Page element annotations
☆ ☆ ☆ ☆

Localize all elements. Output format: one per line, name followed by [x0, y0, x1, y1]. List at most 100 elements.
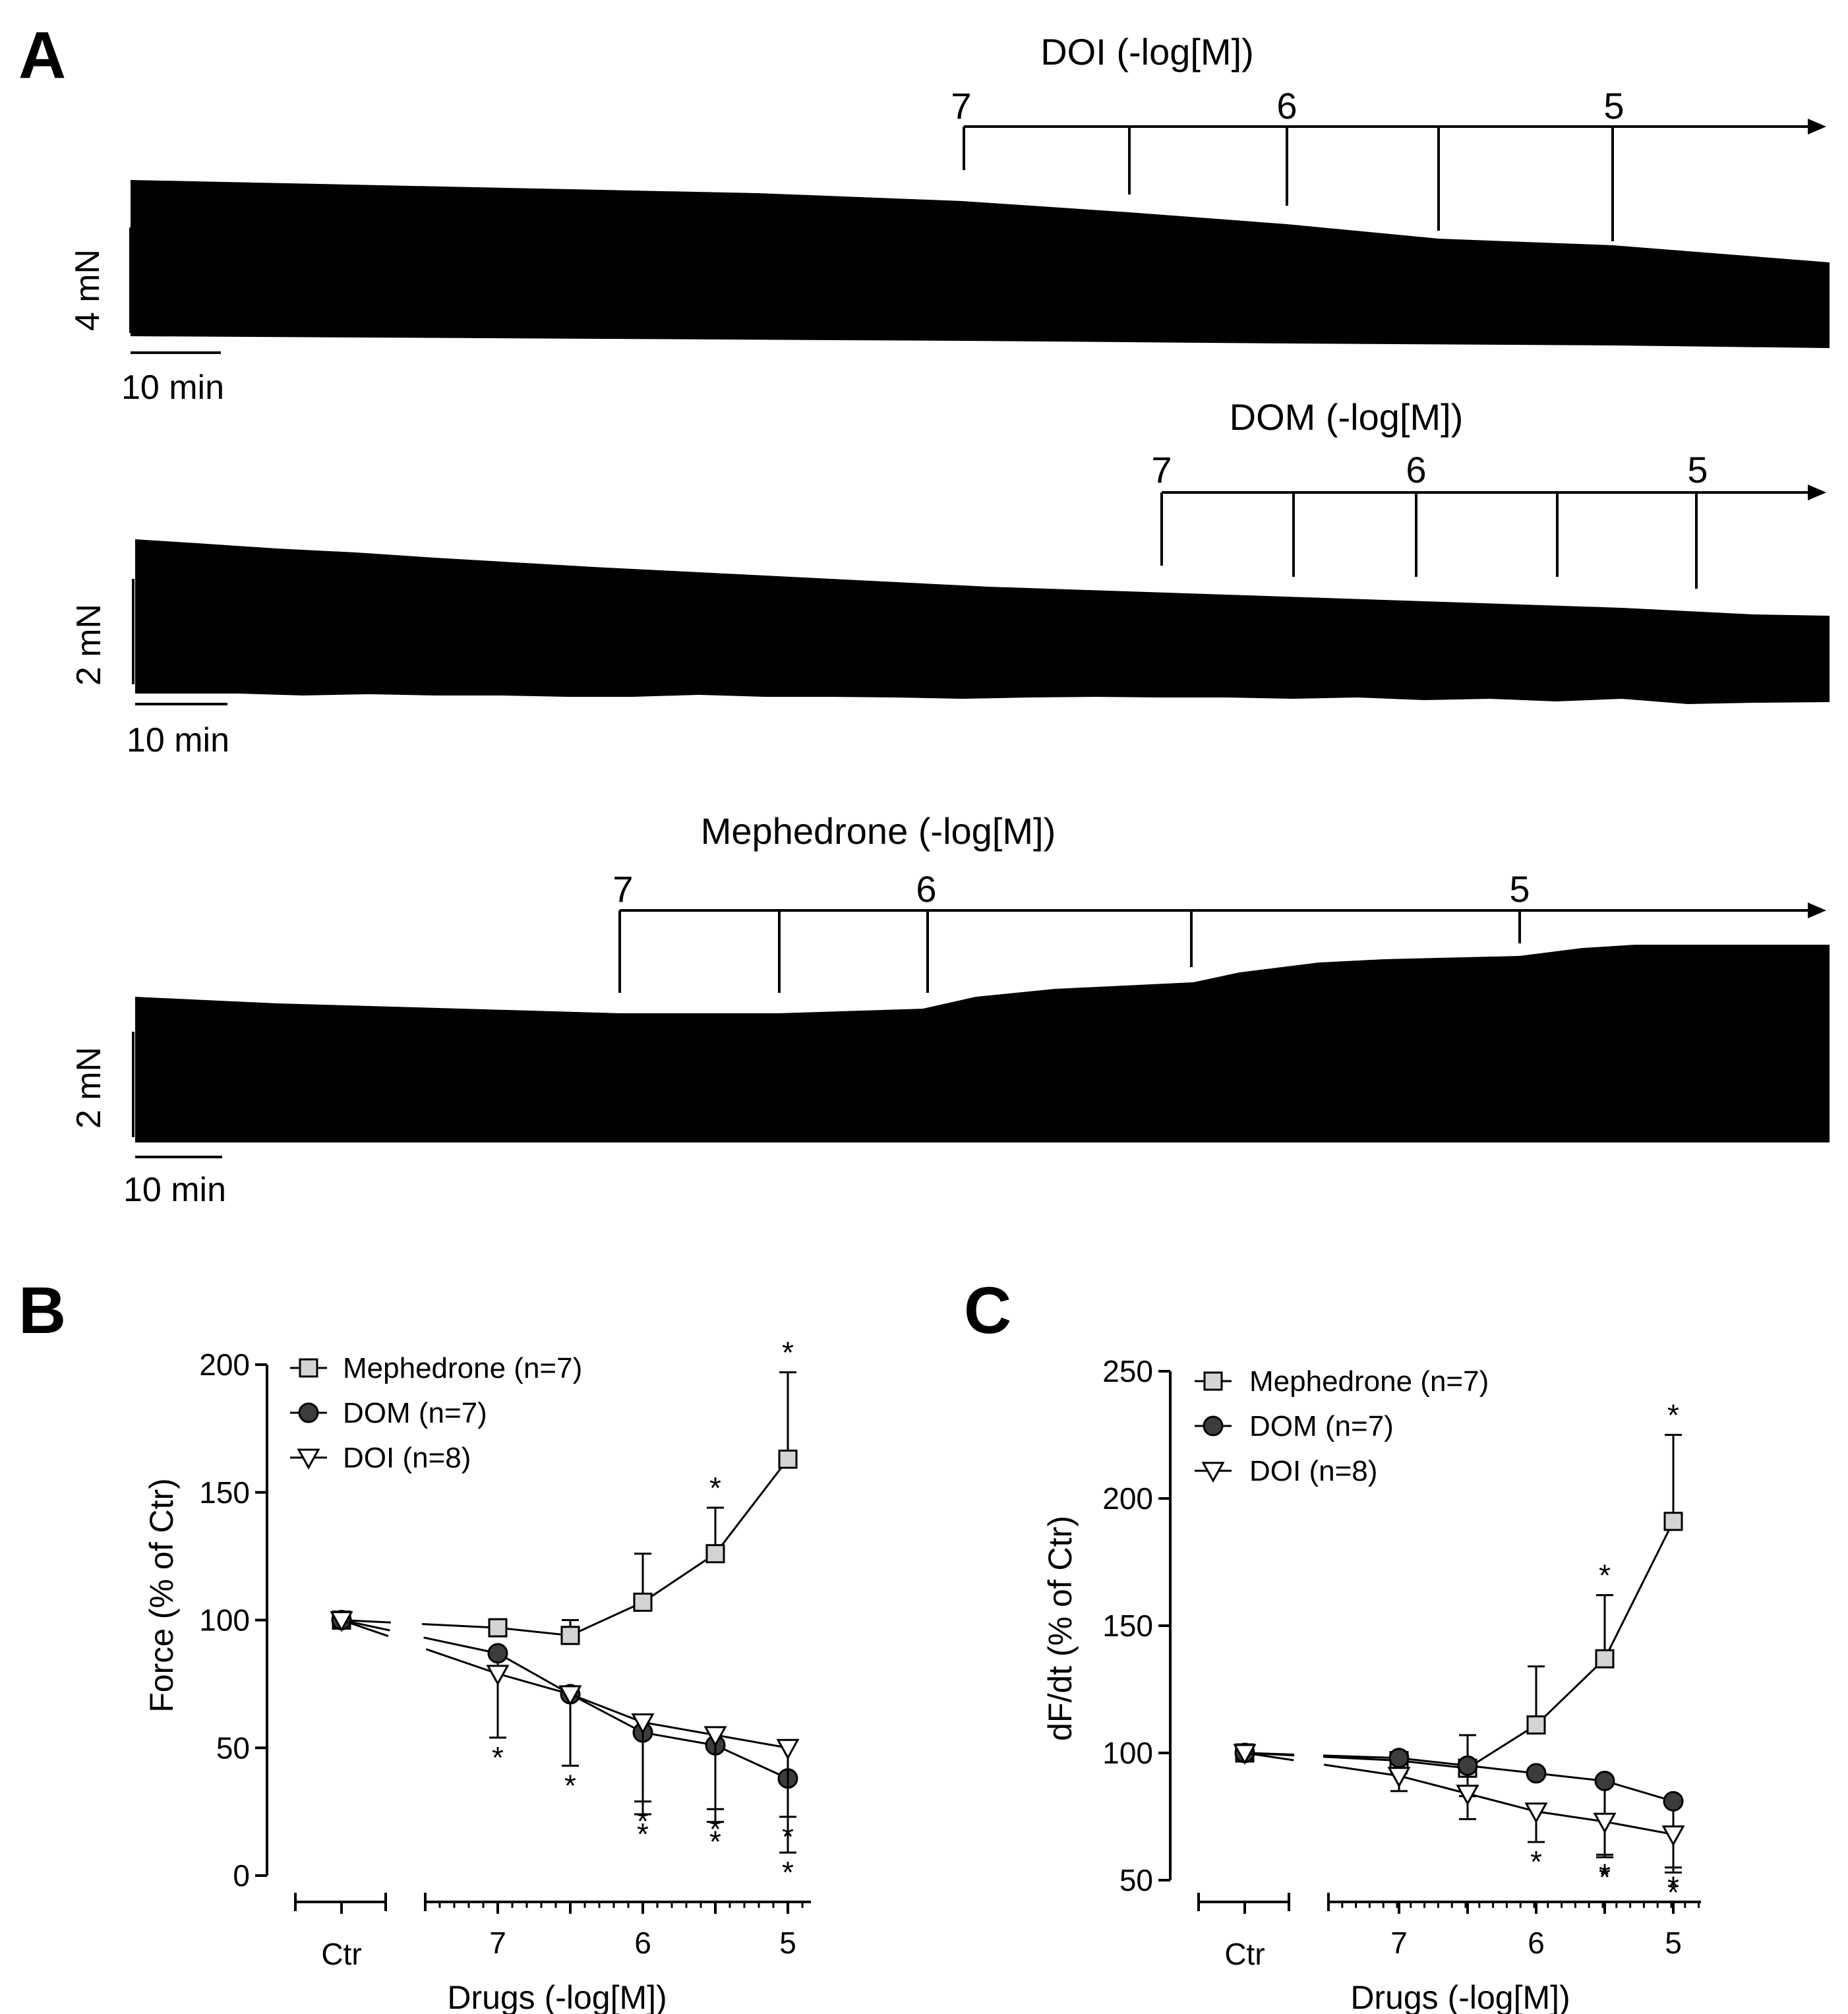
chart-force-series-doi-point: [486, 1665, 510, 1686]
chart-force-series-doi-significance-star: *: [492, 1740, 504, 1775]
trace-doi-scale-time-label: 10 min: [121, 369, 224, 407]
chart-force-ylabel: Force (% of Ctr): [143, 1478, 180, 1713]
chart-force-x-tick-label: 7: [489, 1926, 506, 1960]
chart-force-y-tick-label: 200: [199, 1348, 250, 1382]
chart-dfdt-series-mephedrone-point: [1526, 1715, 1546, 1735]
chart-force-y-tick-label: 150: [199, 1475, 250, 1510]
chart-dfdt-y-tick-label: 150: [1102, 1609, 1153, 1643]
chart-dfdt-y-tick-label: 250: [1102, 1354, 1153, 1388]
chart-dfdt-y-tick-label: 100: [1102, 1736, 1153, 1770]
chart-dfdt-y-tick-label: 50: [1119, 1863, 1153, 1897]
trace-title-dom: DOM (-log[M]): [1230, 396, 1464, 438]
chart-force-xlabel: Drugs (-log[M]): [447, 1979, 667, 2014]
chart-force-series-doi-point: [631, 1713, 655, 1734]
chart-force-legend-label-doi: DOI (n=8): [343, 1442, 471, 1474]
chart-dfdt: dF/dt (% of Ctr) Drugs (-log[M]) Ctr Mep…: [1042, 1354, 1701, 2014]
trace-dom-arrowhead: [1808, 485, 1826, 500]
chart-dfdt-series-dom-point: [1388, 1748, 1410, 1769]
chart-dfdt-series-doi: * * *: [1195, 1462, 1685, 1909]
chart-force-series-dom-significance-star: *: [782, 1855, 794, 1889]
chart-force-series-doi-control-stub: [341, 1619, 389, 1638]
trace-mephedrone: Mephedrone (-log[M]) 7 6 5 2 mN 10 min: [70, 810, 1830, 1209]
trace-dom-scale-force-label: 2 mN: [70, 604, 108, 686]
chart-force-series-dom-lead-in: [423, 1636, 498, 1655]
chart-dfdt-legend-marker-dom: [1203, 1415, 1224, 1436]
chart-force-series-dom-significance-star: *: [637, 1817, 649, 1851]
trace-title-doi: DOI (-log[M]): [1040, 31, 1254, 73]
chart-dfdt-series-mephedrone-significance-star: *: [1599, 1558, 1611, 1593]
chart-force-series-doi-point: [558, 1685, 582, 1706]
chart-dfdt-series-dom-point: [1526, 1763, 1547, 1784]
chart-dfdt-series-doi-control-stub: [1244, 1752, 1294, 1762]
chart-force: Force (% of Ctr) Drugs (-log[M]) Ctr Mep…: [143, 1336, 811, 2014]
chart-force-series-doi: ** * *: [290, 1448, 800, 1854]
trace-mephedrone-force-band: [135, 945, 1830, 1142]
chart-dfdt-series-dom-point: [1457, 1755, 1478, 1776]
trace-mephedrone-scale-force-label: 2 mN: [70, 1047, 108, 1129]
chart-dfdt-series-dom-point: [1594, 1770, 1615, 1791]
chart-dfdt-series-dom: * *: [1195, 1415, 1684, 1905]
chart-dfdt-series-dom-significance-star: *: [1599, 1857, 1611, 1891]
chart-force-control-label: Ctr: [321, 1937, 361, 1971]
trace-title-mephedrone: Mephedrone (-log[M]): [701, 810, 1056, 852]
trace-dom-conc-6: 6: [1406, 449, 1426, 490]
chart-force-legend-label-dom: DOM (n=7): [343, 1397, 487, 1429]
panel-letter-a: A: [18, 18, 66, 92]
chart-dfdt-series-doi-lead-in: [1324, 1763, 1400, 1777]
chart-force-y-tick-label: 50: [216, 1731, 250, 1765]
chart-force-series-doi-control-point: [330, 1611, 353, 1632]
trace-doi: DOI (-log[M]) 7 6 5 4 mN 10 min: [69, 31, 1830, 407]
chart-force-series-mephedrone-point: [705, 1544, 725, 1564]
chart-force-series-mephedrone-point: [488, 1618, 508, 1638]
chart-force-series-mephedrone-point: [633, 1592, 653, 1612]
chart-force-x-tick-label: 6: [634, 1926, 651, 1960]
chart-dfdt-legend-label-doi: DOI (n=8): [1249, 1455, 1377, 1487]
trace-doi-arrowhead: [1808, 119, 1826, 134]
chart-force-legend-label-mephedrone: Mephedrone (n=7): [343, 1352, 582, 1384]
chart-force-series-mephedrone-significance-star: *: [782, 1336, 794, 1370]
chart-dfdt-y-tick-label: 200: [1102, 1481, 1153, 1516]
chart-force-series-doi-point: [776, 1738, 800, 1760]
trace-mephedrone-arrowhead: [1808, 903, 1826, 918]
trace-doi-conc-7: 7: [951, 85, 971, 127]
chart-force-series-mephedrone-lead-in: [422, 1622, 498, 1629]
chart-force-legend-marker-doi: [297, 1448, 320, 1470]
chart-dfdt-series-doi-point: [1661, 1825, 1685, 1847]
chart-dfdt-legend-label-mephedrone: Mephedrone (n=7): [1249, 1365, 1489, 1398]
panel-letter-c: C: [964, 1274, 1011, 1348]
chart-force-y-tick-label: 0: [233, 1858, 250, 1893]
chart-dfdt-control-label: Ctr: [1224, 1937, 1265, 1971]
chart-dfdt-x-tick-label: 5: [1665, 1926, 1682, 1960]
chart-force-series-doi-lead-in: [425, 1648, 498, 1675]
chart-force-legend-marker-dom: [298, 1402, 319, 1423]
chart-dfdt-series-doi-significance-star: *: [1667, 1875, 1679, 1909]
chart-dfdt-legend-marker-doi: [1201, 1462, 1225, 1483]
chart-force-series-mephedrone-point: [778, 1449, 798, 1469]
chart-dfdt-series-doi-point: [1456, 1785, 1479, 1806]
chart-force-series-doi-significance-star: *: [637, 1804, 649, 1839]
chart-force-series-dom-point: [487, 1643, 508, 1664]
trace-dom-force-band: [135, 539, 1830, 704]
trace-mephedrone-scale-time-label: 10 min: [123, 1171, 226, 1209]
chart-force-series-doi-significance-star: *: [709, 1812, 721, 1846]
chart-dfdt-series-dom-significance-star: *: [1667, 1870, 1679, 1905]
chart-dfdt-ylabel: dF/dt (% of Ctr): [1042, 1516, 1079, 1741]
trace-doi-force-band: [131, 180, 1830, 348]
chart-dfdt-series-doi-point: [1387, 1767, 1411, 1788]
chart-dfdt-series-doi-point: [1593, 1812, 1617, 1834]
chart-dfdt-series-mephedrone-point: [1663, 1512, 1683, 1531]
trace-doi-scale-force-label: 4 mN: [69, 249, 107, 331]
trace-mephedrone-conc-6: 6: [916, 868, 936, 910]
trace-mephedrone-conc-5: 5: [1509, 868, 1530, 910]
chart-dfdt-series-dom-point: [1663, 1791, 1684, 1812]
chart-dfdt-series-doi-significance-star: *: [1530, 1845, 1542, 1879]
chart-dfdt-series-mephedrone-point: [1595, 1649, 1615, 1669]
trace-mephedrone-conc-7: 7: [612, 868, 633, 910]
chart-force-series-mephedrone-point: [560, 1626, 580, 1645]
trace-doi-conc-5: 5: [1603, 85, 1624, 127]
panel-letter-b: B: [18, 1274, 66, 1348]
chart-dfdt-x-tick-label: 6: [1528, 1926, 1545, 1960]
chart-force-series-doi-significance-star: *: [782, 1820, 794, 1854]
trace-dom-scale-time-label: 10 min: [127, 721, 229, 759]
chart-force-series-doi-point: [703, 1726, 727, 1747]
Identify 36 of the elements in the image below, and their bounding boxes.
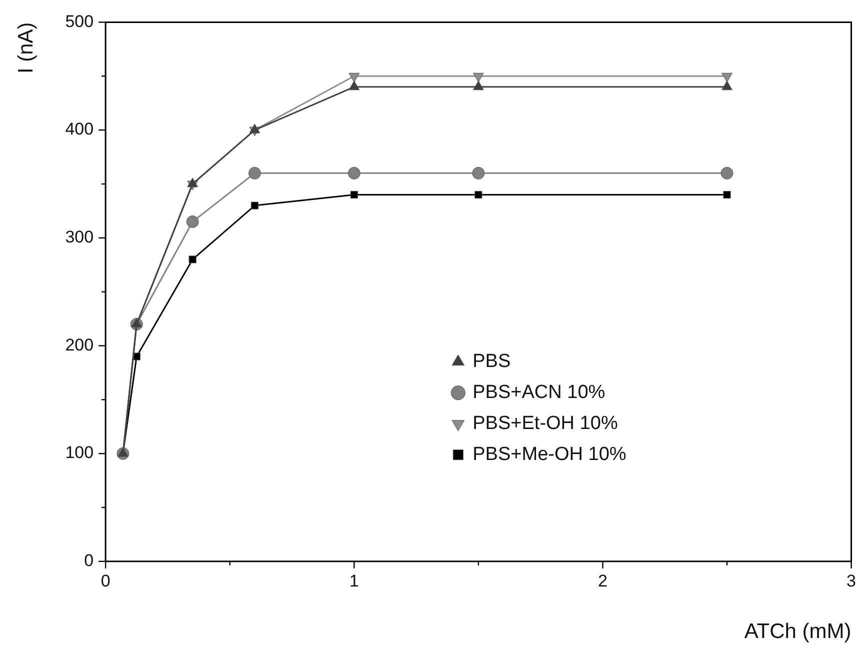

☆ ☆ ☆ ☆

**INSTRUCTION**
List every line above that contains the word "elements".

**OUTPUT FOR THIS EXERCISE**
Localize all elements. Output format: one per line, name followed by [x0, y0, x1, y1]. List at most 100 elements.
Identify 36 of the elements in the image below, and their bounding boxes.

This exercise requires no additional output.